• [WHAT YOU HAVE TO DO]:
Print the complete set of entries exactly.

[Dataset items]
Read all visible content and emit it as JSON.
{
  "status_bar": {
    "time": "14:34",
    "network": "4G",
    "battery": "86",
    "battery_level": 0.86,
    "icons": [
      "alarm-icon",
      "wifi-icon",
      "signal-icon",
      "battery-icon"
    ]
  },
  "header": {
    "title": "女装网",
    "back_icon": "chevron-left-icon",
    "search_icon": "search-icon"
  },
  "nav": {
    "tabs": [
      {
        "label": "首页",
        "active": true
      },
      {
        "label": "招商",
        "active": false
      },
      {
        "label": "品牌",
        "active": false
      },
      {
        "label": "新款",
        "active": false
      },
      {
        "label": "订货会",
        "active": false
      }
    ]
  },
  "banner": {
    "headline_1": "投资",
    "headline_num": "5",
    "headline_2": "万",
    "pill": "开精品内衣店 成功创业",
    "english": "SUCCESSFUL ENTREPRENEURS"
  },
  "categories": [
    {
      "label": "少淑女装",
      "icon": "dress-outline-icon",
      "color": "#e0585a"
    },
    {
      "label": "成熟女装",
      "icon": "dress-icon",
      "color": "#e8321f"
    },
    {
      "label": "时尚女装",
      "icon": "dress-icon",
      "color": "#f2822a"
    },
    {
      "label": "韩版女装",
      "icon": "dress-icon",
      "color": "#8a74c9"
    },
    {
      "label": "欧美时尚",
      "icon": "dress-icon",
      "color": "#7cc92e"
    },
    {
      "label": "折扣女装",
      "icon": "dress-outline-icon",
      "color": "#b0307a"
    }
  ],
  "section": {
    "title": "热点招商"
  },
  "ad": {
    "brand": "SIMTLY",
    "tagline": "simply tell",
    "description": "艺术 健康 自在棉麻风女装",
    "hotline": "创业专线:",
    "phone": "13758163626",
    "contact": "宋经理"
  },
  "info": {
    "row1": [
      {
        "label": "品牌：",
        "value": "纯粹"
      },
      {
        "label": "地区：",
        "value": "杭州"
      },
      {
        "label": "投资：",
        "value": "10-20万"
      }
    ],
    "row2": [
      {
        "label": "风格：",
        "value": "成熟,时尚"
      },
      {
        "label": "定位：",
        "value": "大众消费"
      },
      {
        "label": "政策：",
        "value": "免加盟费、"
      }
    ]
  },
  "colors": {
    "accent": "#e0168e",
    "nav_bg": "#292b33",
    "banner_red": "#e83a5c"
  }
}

• [EXERCISE RESPONSE]:
Read all visible content and emit it as JSON.
{
  "status_bar": {
    "time": "14:34",
    "network": "4G",
    "battery": "86",
    "battery_level": 0.86,
    "icons": [
      "alarm-icon",
      "wifi-icon",
      "signal-icon",
      "battery-icon"
    ]
  },
  "header": {
    "title": "女装网",
    "back_icon": "chevron-left-icon",
    "search_icon": "search-icon"
  },
  "nav": {
    "tabs": [
      {
        "label": "首页",
        "active": true
      },
      {
        "label": "招商",
        "active": false
      },
      {
        "label": "品牌",
        "active": false
      },
      {
        "label": "新款",
        "active": false
      },
      {
        "label": "订货会",
        "active": false
      }
    ]
  },
  "banner": {
    "headline_1": "投资",
    "headline_num": "5",
    "headline_2": "万",
    "pill": "开精品内衣店 成功创业",
    "english": "SUCCESSFUL ENTREPRENEURS"
  },
  "categories": [
    {
      "label": "少淑女装",
      "icon": "dress-outline-icon",
      "color": "#e0585a"
    },
    {
      "label": "成熟女装",
      "icon": "dress-icon",
      "color": "#e8321f"
    },
    {
      "label": "时尚女装",
      "icon": "dress-icon",
      "color": "#f2822a"
    },
    {
      "label": "韩版女装",
      "icon": "dress-icon",
      "color": "#8a74c9"
    },
    {
      "label": "欧美时尚",
      "icon": "dress-icon",
      "color": "#7cc92e"
    },
    {
      "label": "折扣女装",
      "icon": "dress-outline-icon",
      "color": "#b0307a"
    }
  ],
  "section": {
    "title": "热点招商"
  },
  "ad": {
    "brand": "SIMTLY",
    "tagline": "simply tell",
    "description": "艺术 健康 自在棉麻风女装",
    "hotline": "创业专线:",
    "phone": "13758163626",
    "contact": "宋经理"
  },
  "info": {
    "row1": [
      {
        "label": "品牌：",
        "value": "纯粹"
      },
      {
        "label": "地区：",
        "value": "杭州"
      },
      {
        "label": "投资：",
        "value": "10-20万"
      }
    ],
    "row2": [
      {
        "label": "风格：",
        "value": "成熟,时尚"
      },
      {
        "label": "定位：",
        "value": "大众消费"
      },
      {
        "label": "政策：",
        "value": "免加盟费、"
      }
    ]
  },
  "colors": {
    "accent": "#e0168e",
    "nav_bg": "#292b33",
    "banner_red": "#e83a5c"
  }
}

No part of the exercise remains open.